Write every line out verbatim and omit the pictures.

-- begin --

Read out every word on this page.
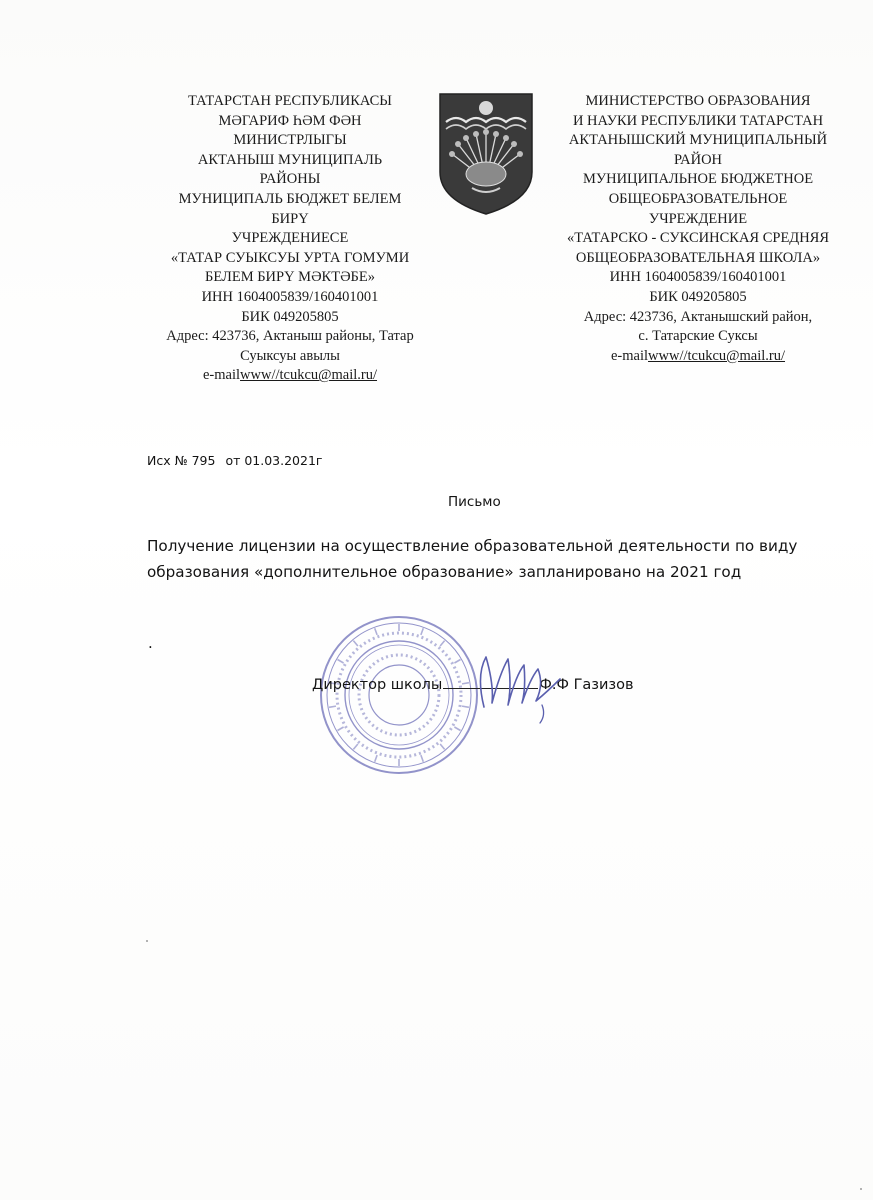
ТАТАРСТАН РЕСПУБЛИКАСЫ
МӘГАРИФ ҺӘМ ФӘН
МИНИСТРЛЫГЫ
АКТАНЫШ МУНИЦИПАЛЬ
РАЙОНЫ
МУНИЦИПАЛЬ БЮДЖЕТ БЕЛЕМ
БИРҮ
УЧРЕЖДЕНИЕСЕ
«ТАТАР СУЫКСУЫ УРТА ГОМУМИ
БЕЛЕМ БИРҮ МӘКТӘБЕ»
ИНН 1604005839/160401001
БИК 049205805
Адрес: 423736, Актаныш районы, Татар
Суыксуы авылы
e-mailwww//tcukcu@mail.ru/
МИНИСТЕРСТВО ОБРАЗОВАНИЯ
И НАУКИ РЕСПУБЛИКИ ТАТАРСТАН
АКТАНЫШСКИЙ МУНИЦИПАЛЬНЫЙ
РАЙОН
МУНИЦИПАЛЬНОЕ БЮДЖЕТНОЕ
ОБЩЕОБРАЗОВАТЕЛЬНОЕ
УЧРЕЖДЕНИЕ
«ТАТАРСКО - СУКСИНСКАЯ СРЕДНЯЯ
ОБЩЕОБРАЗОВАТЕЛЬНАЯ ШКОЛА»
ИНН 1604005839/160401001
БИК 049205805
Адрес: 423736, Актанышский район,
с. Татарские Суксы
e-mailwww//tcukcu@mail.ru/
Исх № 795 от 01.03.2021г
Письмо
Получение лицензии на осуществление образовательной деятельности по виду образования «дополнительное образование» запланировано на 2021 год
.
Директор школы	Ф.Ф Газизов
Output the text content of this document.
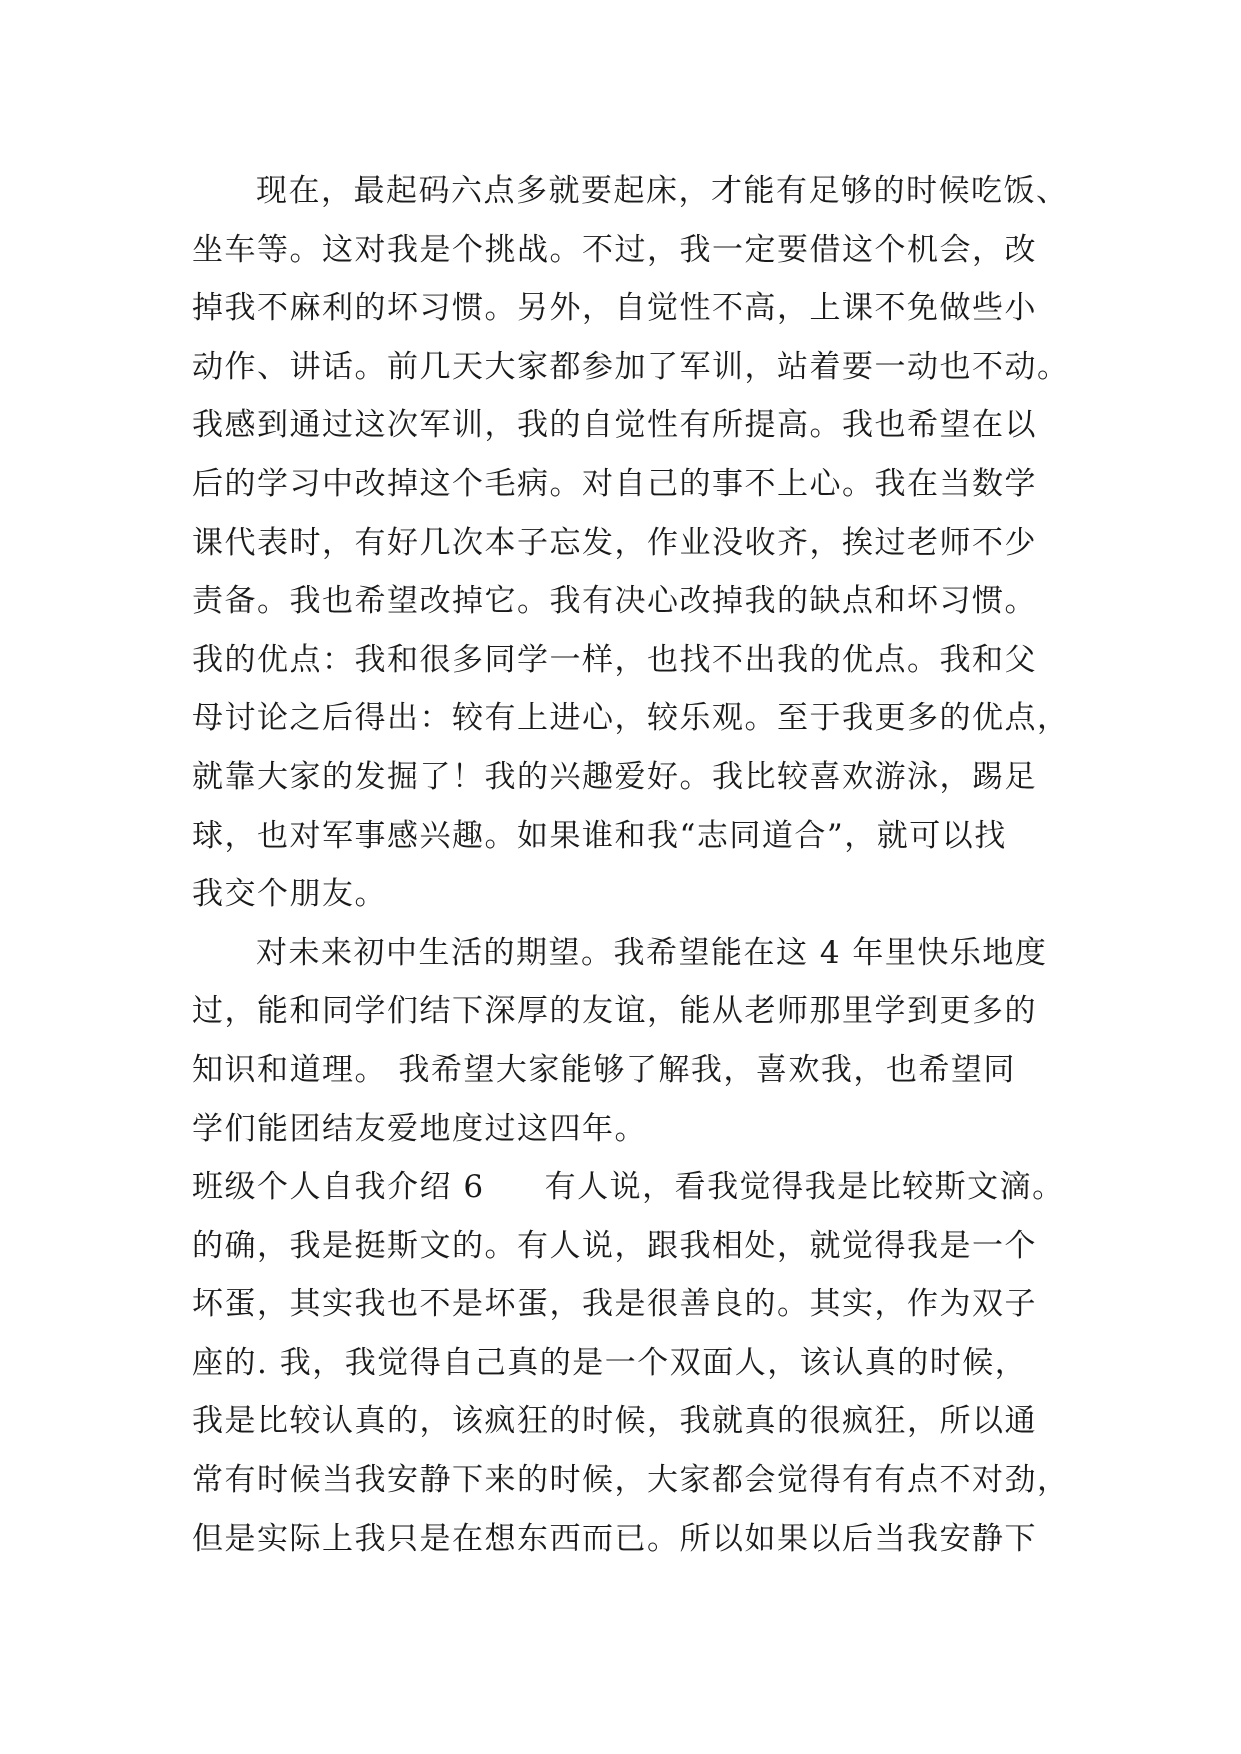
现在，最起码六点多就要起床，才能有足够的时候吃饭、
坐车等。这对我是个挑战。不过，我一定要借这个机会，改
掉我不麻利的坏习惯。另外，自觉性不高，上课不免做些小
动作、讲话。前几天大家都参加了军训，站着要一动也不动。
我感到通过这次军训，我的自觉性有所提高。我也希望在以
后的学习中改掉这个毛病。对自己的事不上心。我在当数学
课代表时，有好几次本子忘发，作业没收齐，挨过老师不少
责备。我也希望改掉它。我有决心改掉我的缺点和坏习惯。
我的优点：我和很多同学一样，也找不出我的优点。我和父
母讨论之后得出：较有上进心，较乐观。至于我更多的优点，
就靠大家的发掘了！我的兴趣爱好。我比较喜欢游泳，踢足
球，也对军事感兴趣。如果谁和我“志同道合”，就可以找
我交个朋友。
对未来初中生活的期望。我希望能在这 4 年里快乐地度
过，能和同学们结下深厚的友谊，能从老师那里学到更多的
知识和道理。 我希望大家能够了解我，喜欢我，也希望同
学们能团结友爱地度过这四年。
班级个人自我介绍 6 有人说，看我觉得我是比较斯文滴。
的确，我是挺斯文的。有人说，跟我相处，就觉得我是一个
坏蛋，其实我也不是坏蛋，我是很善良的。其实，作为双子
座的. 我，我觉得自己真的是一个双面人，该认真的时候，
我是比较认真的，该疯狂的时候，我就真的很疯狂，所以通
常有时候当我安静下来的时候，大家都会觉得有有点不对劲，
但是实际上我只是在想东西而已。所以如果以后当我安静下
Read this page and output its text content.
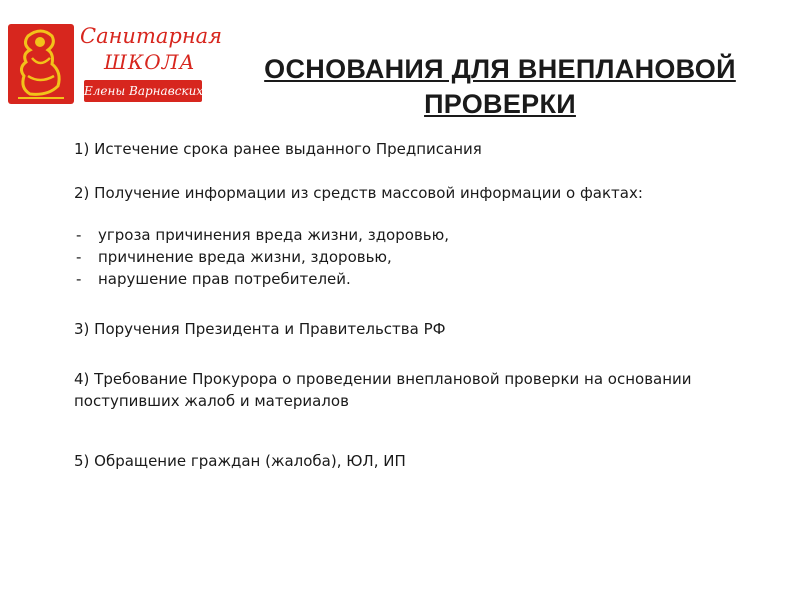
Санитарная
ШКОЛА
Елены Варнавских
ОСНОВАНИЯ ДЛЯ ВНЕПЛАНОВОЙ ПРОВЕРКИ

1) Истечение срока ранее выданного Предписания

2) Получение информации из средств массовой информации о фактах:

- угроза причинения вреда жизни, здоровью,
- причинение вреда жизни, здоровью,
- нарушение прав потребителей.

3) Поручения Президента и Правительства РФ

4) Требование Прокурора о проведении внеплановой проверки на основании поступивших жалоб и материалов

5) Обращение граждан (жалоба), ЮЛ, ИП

-- end --

§ THE RESPONSE:
Read out every word on this page.
ТАТАРСТАН РЕСПУБЛИКАСЫ
МӘГАРИФ ҺӘМ ФӘН
МИНИСТРЛЫГЫ
АКТАНЫШ МУНИЦИПАЛЬ
РАЙОНЫ
МУНИЦИПАЛЬ БЮДЖЕТ БЕЛЕМ
БИРҮ
УЧРЕЖДЕНИЕСЕ
«ТАТАР СУЫКСУЫ УРТА ГОМУМИ
БЕЛЕМ БИРҮ МӘКТӘБЕ»
ИНН 1604005839/160401001
БИК 049205805
Адрес: 423736, Актаныш районы, Татар
Суыксуы авылы
e-mailwww//tcukcu@mail.ru/
МИНИСТЕРСТВО ОБРАЗОВАНИЯ
И НАУКИ РЕСПУБЛИКИ ТАТАРСТАН
АКТАНЫШСКИЙ МУНИЦИПАЛЬНЫЙ
РАЙОН
МУНИЦИПАЛЬНОЕ БЮДЖЕТНОЕ
ОБЩЕОБРАЗОВАТЕЛЬНОЕ
УЧРЕЖДЕНИЕ
«ТАТАРСКО - СУКСИНСКАЯ СРЕДНЯЯ
ОБЩЕОБРАЗОВАТЕЛЬНАЯ ШКОЛА»
ИНН 1604005839/160401001
БИК 049205805
Адрес: 423736, Актанышский район,
с. Татарские Суксы
e-mailwww//tcukcu@mail.ru/
Исх № 795 от 01.03.2021г
Письмо
Получение лицензии на осуществление образовательной деятельности по виду образования «дополнительное образование» запланировано на 2021 год
.
Директор школы	Ф.Ф Газизов
Output the text content of this document.
现在，最起码六点多就要起床，才能有足够的时候吃饭、
坐车等。这对我是个挑战。不过，我一定要借这个机会，改
掉我不麻利的坏习惯。另外，自觉性不高，上课不免做些小
动作、讲话。前几天大家都参加了军训，站着要一动也不动。
我感到通过这次军训，我的自觉性有所提高。我也希望在以
后的学习中改掉这个毛病。对自己的事不上心。我在当数学
课代表时，有好几次本子忘发，作业没收齐，挨过老师不少
责备。我也希望改掉它。我有决心改掉我的缺点和坏习惯。
我的优点：我和很多同学一样，也找不出我的优点。我和父
母讨论之后得出：较有上进心，较乐观。至于我更多的优点，
就靠大家的发掘了！我的兴趣爱好。我比较喜欢游泳，踢足
球，也对军事感兴趣。如果谁和我“志同道合”，就可以找
我交个朋友。
对未来初中生活的期望。我希望能在这 4 年里快乐地度
过，能和同学们结下深厚的友谊，能从老师那里学到更多的
知识和道理。 我希望大家能够了解我，喜欢我，也希望同
学们能团结友爱地度过这四年。
班级个人自我介绍 6 有人说，看我觉得我是比较斯文滴。
的确，我是挺斯文的。有人说，跟我相处，就觉得我是一个
坏蛋，其实我也不是坏蛋，我是很善良的。其实，作为双子
座的. 我，我觉得自己真的是一个双面人，该认真的时候，
我是比较认真的，该疯狂的时候，我就真的很疯狂，所以通
常有时候当我安静下来的时候，大家都会觉得有有点不对劲，
但是实际上我只是在想东西而已。所以如果以后当我安静下
Read this page and output its text content.
Санитарная
ШКОЛА
Елены Варнавских
ОСНОВАНИЯ ДЛЯ ВНЕПЛАНОВОЙ ПРОВЕРКИ

1) Истечение срока ранее выданного Предписания

2) Получение информации из средств массовой информации о фактах:

- угроза причинения вреда жизни, здоровью,
- причинение вреда жизни, здоровью,
- нарушение прав потребителей.

3) Поручения Президента и Правительства РФ

4) Требование Прокурора о проведении внеплановой проверки на основании поступивших жалоб и материалов

5) Обращение граждан (жалоба), ЮЛ, ИП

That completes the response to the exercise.